▸ **Task details**
Copy out exactly the lines from the one containing "Read out every word on this page." to the end of the records below, both included, and nothing else.

▸ **Raw data**
>> Begin

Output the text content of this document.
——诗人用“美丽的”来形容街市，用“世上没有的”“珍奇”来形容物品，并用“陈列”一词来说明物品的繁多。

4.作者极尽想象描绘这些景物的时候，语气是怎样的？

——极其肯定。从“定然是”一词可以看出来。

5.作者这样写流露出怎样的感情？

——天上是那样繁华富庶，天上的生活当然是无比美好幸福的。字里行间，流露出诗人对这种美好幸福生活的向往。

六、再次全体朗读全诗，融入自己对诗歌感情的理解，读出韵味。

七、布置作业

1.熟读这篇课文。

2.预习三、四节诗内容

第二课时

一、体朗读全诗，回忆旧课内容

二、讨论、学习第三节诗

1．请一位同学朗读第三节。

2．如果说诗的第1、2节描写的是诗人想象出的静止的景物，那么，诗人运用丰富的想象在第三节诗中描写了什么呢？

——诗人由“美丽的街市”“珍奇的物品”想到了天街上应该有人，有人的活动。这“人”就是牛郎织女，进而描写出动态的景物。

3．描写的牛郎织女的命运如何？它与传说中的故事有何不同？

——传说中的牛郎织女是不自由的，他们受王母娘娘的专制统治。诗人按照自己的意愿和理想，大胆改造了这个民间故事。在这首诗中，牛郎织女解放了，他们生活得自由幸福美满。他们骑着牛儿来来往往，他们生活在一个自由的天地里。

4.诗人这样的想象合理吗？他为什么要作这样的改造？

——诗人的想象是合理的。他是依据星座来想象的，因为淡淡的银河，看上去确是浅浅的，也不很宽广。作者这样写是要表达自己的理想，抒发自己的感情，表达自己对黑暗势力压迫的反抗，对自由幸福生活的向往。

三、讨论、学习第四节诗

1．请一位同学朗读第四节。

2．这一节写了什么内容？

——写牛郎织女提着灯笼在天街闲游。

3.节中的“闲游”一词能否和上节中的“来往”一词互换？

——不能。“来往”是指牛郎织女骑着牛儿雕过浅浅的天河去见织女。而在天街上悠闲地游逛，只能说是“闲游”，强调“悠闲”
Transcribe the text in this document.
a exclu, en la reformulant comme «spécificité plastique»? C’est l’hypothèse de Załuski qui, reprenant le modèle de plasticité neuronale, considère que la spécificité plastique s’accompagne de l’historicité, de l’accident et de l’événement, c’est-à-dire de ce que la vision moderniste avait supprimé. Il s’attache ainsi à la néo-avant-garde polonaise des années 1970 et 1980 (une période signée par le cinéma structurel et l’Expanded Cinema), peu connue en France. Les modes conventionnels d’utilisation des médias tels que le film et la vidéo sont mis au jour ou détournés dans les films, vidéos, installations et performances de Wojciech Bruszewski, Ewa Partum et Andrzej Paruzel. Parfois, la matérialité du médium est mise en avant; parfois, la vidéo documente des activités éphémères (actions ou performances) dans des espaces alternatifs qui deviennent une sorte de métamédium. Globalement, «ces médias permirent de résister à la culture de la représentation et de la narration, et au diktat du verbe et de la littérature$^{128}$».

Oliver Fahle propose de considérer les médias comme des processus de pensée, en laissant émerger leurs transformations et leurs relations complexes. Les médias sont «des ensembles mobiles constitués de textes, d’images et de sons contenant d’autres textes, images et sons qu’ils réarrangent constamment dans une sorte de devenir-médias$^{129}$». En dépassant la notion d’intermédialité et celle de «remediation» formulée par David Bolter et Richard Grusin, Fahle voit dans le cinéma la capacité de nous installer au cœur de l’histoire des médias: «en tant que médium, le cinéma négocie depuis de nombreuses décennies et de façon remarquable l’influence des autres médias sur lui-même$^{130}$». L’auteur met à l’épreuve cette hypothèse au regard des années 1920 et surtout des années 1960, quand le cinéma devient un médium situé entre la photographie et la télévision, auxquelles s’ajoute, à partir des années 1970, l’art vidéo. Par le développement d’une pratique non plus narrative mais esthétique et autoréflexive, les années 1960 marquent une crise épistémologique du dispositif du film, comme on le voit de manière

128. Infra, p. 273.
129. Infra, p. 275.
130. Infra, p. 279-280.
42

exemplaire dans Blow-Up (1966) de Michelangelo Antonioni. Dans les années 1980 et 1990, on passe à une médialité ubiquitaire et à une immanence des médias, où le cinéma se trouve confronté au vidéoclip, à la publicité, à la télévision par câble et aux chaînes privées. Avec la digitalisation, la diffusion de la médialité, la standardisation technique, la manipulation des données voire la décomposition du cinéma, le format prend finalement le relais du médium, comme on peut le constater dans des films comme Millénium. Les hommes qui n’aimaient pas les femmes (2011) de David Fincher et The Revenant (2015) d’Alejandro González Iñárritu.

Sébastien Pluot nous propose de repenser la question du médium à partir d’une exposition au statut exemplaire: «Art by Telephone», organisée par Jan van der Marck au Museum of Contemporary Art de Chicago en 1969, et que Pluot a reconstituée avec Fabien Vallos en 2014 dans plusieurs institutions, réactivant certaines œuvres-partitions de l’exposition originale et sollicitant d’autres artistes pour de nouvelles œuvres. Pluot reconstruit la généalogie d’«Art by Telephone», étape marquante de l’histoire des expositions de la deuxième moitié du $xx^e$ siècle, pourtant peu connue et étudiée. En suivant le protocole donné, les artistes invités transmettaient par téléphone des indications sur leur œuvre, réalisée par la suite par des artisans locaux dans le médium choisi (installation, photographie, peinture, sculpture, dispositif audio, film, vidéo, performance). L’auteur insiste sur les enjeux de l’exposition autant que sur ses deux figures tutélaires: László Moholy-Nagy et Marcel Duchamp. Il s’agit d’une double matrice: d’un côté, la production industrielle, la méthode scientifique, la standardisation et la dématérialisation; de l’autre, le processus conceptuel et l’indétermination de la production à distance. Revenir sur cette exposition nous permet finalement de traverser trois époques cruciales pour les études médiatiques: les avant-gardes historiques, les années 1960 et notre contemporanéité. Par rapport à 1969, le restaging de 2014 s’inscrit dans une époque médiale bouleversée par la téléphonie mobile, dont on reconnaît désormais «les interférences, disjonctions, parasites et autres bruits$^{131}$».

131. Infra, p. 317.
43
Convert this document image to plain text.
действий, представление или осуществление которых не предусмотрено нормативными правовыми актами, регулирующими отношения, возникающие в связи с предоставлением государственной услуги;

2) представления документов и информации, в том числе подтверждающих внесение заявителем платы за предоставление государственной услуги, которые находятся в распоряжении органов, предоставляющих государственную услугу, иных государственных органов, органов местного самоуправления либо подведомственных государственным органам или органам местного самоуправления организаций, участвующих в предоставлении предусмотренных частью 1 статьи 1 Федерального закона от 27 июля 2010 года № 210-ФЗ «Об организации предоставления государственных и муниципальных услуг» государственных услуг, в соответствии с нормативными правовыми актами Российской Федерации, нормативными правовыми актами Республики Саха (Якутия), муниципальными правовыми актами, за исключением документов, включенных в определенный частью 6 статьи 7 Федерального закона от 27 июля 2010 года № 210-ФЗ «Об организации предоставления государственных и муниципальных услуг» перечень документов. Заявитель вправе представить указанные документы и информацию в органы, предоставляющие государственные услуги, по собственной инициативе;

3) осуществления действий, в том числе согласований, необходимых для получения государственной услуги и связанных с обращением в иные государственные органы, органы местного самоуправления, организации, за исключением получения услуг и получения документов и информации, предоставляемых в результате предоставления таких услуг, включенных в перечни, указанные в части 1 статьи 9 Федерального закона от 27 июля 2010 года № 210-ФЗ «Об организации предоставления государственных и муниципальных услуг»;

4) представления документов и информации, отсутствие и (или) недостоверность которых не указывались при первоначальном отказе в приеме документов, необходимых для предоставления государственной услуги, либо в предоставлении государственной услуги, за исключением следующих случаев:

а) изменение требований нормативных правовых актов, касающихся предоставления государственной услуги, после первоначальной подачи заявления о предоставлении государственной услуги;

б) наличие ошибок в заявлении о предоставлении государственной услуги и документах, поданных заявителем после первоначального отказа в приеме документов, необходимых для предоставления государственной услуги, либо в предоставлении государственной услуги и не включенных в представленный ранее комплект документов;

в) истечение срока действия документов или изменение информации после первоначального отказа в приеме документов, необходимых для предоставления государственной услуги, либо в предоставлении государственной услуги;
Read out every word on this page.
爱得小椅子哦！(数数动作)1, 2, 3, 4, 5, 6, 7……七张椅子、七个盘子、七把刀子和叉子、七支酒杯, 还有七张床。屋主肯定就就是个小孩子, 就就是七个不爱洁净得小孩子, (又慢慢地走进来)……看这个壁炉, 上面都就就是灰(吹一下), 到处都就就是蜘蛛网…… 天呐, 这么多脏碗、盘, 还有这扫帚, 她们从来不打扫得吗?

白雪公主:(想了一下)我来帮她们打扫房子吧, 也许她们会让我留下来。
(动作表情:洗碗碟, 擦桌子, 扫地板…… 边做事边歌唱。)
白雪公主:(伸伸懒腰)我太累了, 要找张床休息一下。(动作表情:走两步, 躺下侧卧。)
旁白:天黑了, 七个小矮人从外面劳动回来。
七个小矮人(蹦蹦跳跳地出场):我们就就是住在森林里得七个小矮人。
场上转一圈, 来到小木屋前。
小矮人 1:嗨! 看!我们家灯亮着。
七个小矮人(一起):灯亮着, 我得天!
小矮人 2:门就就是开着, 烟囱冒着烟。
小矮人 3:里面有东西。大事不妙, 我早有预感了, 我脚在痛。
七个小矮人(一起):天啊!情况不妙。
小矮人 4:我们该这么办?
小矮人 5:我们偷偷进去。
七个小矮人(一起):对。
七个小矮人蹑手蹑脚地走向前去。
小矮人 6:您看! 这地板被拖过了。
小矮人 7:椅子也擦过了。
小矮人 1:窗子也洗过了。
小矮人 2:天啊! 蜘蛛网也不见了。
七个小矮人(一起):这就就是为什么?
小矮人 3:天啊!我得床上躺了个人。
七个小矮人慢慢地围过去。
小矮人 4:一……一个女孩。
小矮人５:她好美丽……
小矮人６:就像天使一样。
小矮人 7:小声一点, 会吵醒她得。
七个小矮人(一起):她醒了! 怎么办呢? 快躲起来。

>> End

▸ **Completed task**
Read out every word on this page.
爱得小椅子哦！(数数动作)1, 2, 3, 4, 5, 6, 7……七张椅子、七个盘子、七把刀子和叉子、七支酒杯, 还有七张床。屋主肯定就就是个小孩子, 就就是七个不爱洁净得小孩子, (又慢慢地走进来)……看这个壁炉, 上面都就就是灰(吹一下), 到处都就就是蜘蛛网…… 天呐, 这么多脏碗、盘, 还有这扫帚, 她们从来不打扫得吗?

白雪公主:(想了一下)我来帮她们打扫房子吧, 也许她们会让我留下来。
(动作表情:洗碗碟, 擦桌子, 扫地板…… 边做事边歌唱。)
白雪公主:(伸伸懒腰)我太累了, 要找张床休息一下。(动作表情:走两步, 躺下侧卧。)
旁白:天黑了, 七个小矮人从外面劳动回来。
七个小矮人(蹦蹦跳跳地出场):我们就就是住在森林里得七个小矮人。
场上转一圈, 来到小木屋前。
小矮人 1:嗨! 看!我们家灯亮着。
七个小矮人(一起):灯亮着, 我得天!
小矮人 2:门就就是开着, 烟囱冒着烟。
小矮人 3:里面有东西。大事不妙, 我早有预感了, 我脚在痛。
七个小矮人(一起):天啊!情况不妙。
小矮人 4:我们该这么办?
小矮人 5:我们偷偷进去。
七个小矮人(一起):对。
七个小矮人蹑手蹑脚地走向前去。
小矮人 6:您看! 这地板被拖过了。
小矮人 7:椅子也擦过了。
小矮人 1:窗子也洗过了。
小矮人 2:天啊! 蜘蛛网也不见了。
七个小矮人(一起):这就就是为什么?
小矮人 3:天啊!我得床上躺了个人。
七个小矮人慢慢地围过去。
小矮人 4:一……一个女孩。
小矮人５:她好美丽……
小矮人６:就像天使一样。
小矮人 7:小声一点, 会吵醒她得。
七个小矮人(一起):她醒了! 怎么办呢? 快躲起来。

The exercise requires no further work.